Stored records:
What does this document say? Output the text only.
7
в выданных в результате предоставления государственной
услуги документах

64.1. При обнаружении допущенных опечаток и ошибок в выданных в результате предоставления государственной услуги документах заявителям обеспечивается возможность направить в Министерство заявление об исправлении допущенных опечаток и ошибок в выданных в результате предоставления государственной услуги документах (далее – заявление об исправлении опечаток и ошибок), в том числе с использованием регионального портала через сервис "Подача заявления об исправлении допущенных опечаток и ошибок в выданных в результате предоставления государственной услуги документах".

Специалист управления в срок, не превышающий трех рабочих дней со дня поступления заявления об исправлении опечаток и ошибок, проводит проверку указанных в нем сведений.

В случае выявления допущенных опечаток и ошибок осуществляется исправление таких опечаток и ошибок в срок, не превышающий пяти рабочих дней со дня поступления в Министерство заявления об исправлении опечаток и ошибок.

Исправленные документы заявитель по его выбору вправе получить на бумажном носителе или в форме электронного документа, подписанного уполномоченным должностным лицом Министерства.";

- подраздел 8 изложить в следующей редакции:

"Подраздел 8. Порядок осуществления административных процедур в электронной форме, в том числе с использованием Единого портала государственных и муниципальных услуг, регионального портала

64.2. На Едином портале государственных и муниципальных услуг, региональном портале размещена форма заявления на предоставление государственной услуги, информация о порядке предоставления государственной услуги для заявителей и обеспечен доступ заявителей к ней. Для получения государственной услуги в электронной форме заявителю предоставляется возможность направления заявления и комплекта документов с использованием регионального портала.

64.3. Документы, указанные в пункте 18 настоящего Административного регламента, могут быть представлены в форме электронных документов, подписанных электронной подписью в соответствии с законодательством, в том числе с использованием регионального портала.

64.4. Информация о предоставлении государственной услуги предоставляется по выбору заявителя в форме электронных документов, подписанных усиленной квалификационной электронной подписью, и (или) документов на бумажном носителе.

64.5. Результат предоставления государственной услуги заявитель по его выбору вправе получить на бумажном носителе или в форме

## Goal of the exercise
Scan the records above for the string "вправе", then select every line that holds it.

## Written solution
Исправленные документы заявитель по его выбору вправе получить на бумажном носителе или в форме электронного документа, подписанного уполномоченным должностным лицом Министерства.";
64.5. Результат предоставления государственной услуги заявитель по его выбору вправе получить на бумажном носителе или в форме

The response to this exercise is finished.